My wife works in the Career Development Center here on our campus, and they use StrengthsFinder as one tool to support discerning students trying to figure out "What should I do with my life??" It's helpful for that sort of thing. And, like many couples, we sometimes wind up talking about work at home. And so it happened that last night, we had a conversation about Strengths, which isn't wildly out of the ordinary, but it also isn't something that we talk about all that often.

And I know I haven't looked up the StrengthsFinder website on my computer or phone anytime recently--probably for a couple of years, actually, until today when I searched it up as was writing this post.

But here's why I'm thinking about this right now. Earlier today I had this ad show up in my Facebook feed:

Hmmm...this feels a little (lot) bit creepy, Facebook.

Monday, March 18, 2019

Classroom Atmosphere: Music Matters

Any of you educators out there play music before class? This has become a norm for me since teaching in higher ed; I always put something on at the beginning of class. In my former life as a middle school teacher I used to play music in class from time to time, but this is different. This is just about creating a particular classroom atmosphere.

Sometimes it's music connected to the lesson for the day. In my World Regional Geography class, I often use to play music from the region we are considering. In my science methods class, I often put on Here Comes Science by They Might Be Giants. Occasionally, I'll choose a particular song that connects strongly to the lesson for the day, such as when I play "Cool Kids" by Echosmith to introduce a lesson on social and emotional learning in my middle school curriculum and instruction course. Or it might be a commentary on the fact that many students submitted an assignment late at night by playing "Who Needs Sleep?" by Barenaked Ladies. (They don't always appreciate that sort of humor...)

Often, it's just music that I happen to enjoy, or something new that I encountered recently. My students are quick to learn that I have eclectic taste; one day might be pop/folk/hiphop from Judah and the Lion, the next class meeting is ambient rock from Explosions in the Sky or Balmorhea, and the next time they come to class it could be Rend Collective, or Paper Route, or Josh Garrels, or Modest Mussorgsky, or Jars of Clay's old stuff from the 90s, or Adam Young's scores project. Or it might just be my feel-good Spotify playlist that I call "Just for Fun" that has a weird combination of Blue Swede, DNCE, Bobby McFerrin, Sonny & Cher, Kelly Clarkson, Pharrell Williams, the BeeGees, Katy Perry, and more. (Can't miss with that one--something in there that will get your body moving a bit no matter your decade or genre preference.) It's a running joke for some students that I listen to music that they don't listen to...because I'm so hipster. (Note: sarcasm here.)

Image via Pixabay

Why do this?

I'd like to say it's about setting an atmosphere that is warm and welcoming, and I think this is the truth. I like the music, sure. But I think there is something nice about coming into a room that isn't awkwardly quiet with everyone looking at their phones. Students seem more likely to have conversations with each other when the music is just loud enough to provide a background level of noise so it doesn't seem like everyone is listening to them. It means I try to intentionally get to class early enough to put the music on while students are just coming in, and that also encourages me to take a few minutes to connect with the students individually as their classmates are coming in. And having a soundtrack for our beginning of class time loosens me up, and gives me freedom to share a bit about myself, my tastes, my interests...maybe it's a way to show that I'm a real person.

I'm sure some students think it's kind of weird. Some are probably ambivalent about it. But the fact that students regularly--positively--mention the music on end-of-term course feedback makes me think there is something here. It's just something I'm trying to do intentionally to create a classroom atmosphere that reflects my personality, and is inviting for the students as they come in.

What do you think? Crazy? Or is there something to this approach for setting an atmosphere?

Task to carry out. Write out the blog excerpt word for word from "Hmmm...this feels a" to "particular classroom atmosphere.". Rely only on the blog excerpt above.

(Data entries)
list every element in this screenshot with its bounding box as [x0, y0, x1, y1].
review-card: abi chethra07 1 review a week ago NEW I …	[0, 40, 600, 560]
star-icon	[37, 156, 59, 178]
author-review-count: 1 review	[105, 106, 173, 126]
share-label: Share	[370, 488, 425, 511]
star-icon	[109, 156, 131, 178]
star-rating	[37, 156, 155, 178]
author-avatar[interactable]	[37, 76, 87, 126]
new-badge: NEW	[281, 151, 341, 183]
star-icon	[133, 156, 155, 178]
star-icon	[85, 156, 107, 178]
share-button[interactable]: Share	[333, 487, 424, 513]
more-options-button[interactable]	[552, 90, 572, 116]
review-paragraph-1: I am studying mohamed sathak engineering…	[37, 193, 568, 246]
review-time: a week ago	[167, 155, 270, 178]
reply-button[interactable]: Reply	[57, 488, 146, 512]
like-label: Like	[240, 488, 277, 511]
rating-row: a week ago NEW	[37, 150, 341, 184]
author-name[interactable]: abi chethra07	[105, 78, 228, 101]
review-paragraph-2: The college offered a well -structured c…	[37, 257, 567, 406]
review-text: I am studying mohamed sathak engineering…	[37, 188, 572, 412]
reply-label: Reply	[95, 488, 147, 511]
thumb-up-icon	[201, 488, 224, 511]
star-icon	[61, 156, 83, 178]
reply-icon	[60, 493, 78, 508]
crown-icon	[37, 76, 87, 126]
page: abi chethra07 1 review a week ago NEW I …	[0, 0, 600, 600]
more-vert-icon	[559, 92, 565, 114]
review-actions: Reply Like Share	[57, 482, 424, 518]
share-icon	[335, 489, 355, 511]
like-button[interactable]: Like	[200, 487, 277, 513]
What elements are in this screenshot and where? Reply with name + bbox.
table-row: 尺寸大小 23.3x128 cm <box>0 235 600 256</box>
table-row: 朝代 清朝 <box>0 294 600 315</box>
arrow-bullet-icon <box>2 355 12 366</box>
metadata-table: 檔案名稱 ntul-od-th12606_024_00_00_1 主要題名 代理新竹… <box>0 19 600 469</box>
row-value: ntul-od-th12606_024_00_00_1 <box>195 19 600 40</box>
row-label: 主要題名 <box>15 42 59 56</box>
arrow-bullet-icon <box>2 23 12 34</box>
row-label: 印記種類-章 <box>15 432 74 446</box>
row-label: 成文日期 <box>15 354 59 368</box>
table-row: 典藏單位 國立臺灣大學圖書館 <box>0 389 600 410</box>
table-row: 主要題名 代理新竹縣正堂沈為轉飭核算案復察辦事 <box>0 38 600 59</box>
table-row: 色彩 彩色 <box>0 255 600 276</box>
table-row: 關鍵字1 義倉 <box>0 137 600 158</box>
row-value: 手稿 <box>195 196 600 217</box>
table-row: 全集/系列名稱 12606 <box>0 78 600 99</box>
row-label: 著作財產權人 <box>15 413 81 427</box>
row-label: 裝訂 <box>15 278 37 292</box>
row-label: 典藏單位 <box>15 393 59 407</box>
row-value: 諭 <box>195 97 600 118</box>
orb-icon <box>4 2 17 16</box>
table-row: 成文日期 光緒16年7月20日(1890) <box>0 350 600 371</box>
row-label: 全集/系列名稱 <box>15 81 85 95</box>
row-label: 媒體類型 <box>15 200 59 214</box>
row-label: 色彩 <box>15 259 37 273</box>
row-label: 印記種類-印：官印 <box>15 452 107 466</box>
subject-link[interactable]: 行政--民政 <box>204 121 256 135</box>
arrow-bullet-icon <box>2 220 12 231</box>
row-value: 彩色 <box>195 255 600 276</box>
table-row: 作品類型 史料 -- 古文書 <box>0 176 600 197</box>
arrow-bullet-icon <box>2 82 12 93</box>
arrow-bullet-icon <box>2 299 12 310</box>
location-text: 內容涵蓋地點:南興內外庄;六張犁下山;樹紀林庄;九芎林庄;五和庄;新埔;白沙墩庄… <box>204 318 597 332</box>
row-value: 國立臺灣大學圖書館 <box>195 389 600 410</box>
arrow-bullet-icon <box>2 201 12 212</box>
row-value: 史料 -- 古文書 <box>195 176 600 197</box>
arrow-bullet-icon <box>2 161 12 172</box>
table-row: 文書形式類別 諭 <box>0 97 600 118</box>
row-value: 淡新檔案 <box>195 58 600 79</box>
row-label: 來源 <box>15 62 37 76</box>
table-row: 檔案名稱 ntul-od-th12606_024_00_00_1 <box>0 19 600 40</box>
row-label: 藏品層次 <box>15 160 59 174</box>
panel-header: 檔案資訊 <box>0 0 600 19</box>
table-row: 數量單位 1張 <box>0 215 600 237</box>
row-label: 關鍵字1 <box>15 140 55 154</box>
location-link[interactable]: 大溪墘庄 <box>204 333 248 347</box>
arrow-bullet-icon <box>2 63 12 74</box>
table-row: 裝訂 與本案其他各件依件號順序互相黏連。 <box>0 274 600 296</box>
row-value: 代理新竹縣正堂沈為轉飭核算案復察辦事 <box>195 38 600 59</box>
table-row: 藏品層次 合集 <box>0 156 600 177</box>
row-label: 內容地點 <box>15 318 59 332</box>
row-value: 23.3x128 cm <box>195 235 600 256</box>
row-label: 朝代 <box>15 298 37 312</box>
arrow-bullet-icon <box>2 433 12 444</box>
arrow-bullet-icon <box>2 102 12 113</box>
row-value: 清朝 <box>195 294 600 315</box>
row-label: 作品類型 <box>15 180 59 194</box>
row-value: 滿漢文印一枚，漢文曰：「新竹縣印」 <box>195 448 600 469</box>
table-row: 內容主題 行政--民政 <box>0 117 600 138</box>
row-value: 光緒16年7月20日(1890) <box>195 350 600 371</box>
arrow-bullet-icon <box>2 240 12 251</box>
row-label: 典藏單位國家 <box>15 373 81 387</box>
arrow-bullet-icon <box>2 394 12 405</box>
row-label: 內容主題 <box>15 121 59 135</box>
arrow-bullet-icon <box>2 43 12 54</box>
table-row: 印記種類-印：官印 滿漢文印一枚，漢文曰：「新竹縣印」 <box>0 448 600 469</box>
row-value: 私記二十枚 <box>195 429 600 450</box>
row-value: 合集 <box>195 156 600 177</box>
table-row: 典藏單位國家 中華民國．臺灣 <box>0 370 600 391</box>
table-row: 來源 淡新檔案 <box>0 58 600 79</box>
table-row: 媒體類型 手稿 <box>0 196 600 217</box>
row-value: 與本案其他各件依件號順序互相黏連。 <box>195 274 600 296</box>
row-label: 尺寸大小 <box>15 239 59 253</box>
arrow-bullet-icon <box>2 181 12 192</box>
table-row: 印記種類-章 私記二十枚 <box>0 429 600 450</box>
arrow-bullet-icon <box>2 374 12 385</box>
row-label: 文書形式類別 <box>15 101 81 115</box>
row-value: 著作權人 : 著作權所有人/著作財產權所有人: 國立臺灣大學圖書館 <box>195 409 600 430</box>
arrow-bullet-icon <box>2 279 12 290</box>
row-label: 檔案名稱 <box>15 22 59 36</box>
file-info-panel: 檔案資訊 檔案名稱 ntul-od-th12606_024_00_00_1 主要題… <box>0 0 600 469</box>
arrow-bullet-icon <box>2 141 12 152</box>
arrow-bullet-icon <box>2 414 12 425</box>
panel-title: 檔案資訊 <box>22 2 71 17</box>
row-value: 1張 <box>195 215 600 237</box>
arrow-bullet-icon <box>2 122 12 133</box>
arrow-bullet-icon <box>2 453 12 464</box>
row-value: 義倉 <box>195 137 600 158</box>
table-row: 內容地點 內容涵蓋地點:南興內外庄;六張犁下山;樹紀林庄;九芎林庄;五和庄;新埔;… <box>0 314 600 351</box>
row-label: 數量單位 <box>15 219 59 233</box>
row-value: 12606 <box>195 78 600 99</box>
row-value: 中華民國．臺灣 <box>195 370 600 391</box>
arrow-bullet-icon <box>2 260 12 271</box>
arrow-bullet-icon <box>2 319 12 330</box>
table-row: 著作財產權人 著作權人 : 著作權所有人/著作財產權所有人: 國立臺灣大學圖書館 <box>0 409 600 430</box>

Answer section.
Hmmm...this feels a little (lot) bit creepy, Facebook.

Monday, March 18, 2019

Classroom Atmosphere: Music Matters

Any of you educators out there play music before class? This has become a norm for me since teaching in higher ed; I always put something on at the beginning of class. In my former life as a middle school teacher I used to play music in class from time to time, but this is different. This is just about creating a particular classroom atmosphere.